Material supplied start
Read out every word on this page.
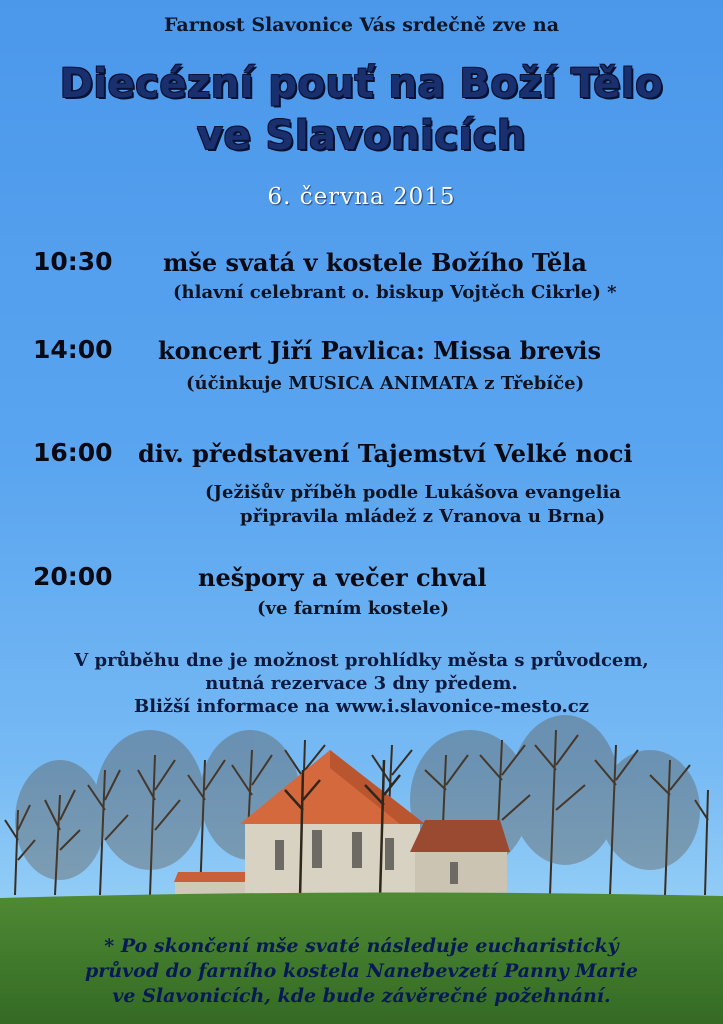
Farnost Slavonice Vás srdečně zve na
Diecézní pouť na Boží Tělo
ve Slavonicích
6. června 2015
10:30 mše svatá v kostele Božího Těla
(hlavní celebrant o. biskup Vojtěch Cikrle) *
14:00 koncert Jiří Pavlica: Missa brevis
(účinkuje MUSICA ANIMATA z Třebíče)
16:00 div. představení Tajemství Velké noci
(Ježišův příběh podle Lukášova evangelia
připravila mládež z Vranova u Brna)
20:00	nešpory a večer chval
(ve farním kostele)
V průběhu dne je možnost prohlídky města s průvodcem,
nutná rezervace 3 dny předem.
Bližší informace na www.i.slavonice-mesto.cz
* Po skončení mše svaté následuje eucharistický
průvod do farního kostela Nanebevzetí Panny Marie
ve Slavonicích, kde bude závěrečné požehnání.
Material supplied end
* What you will do *
Make a word-for-word copy of the entries, without any pictures.

* Result for this task *
Read out every word on this page.
Farnost Slavonice Vás srdečně zve na
Diecézní pouť na Boží Tělo
ve Slavonicích
6. června 2015
10:30 mše svatá v kostele Božího Těla
(hlavní celebrant o. biskup Vojtěch Cikrle) *
14:00 koncert Jiří Pavlica: Missa brevis
(účinkuje MUSICA ANIMATA z Třebíče)
16:00 div. představení Tajemství Velké noci
(Ježišův příběh podle Lukášova evangelia
připravila mládež z Vranova u Brna)
20:00	nešpory a večer chval
(ve farním kostele)
V průběhu dne je možnost prohlídky města s průvodcem,
nutná rezervace 3 dny předem.
Bližší informace na www.i.slavonice-mesto.cz
* Po skončení mše svaté následuje eucharistický
průvod do farního kostela Nanebevzetí Panny Marie
ve Slavonicích, kde bude závěrečné požehnání.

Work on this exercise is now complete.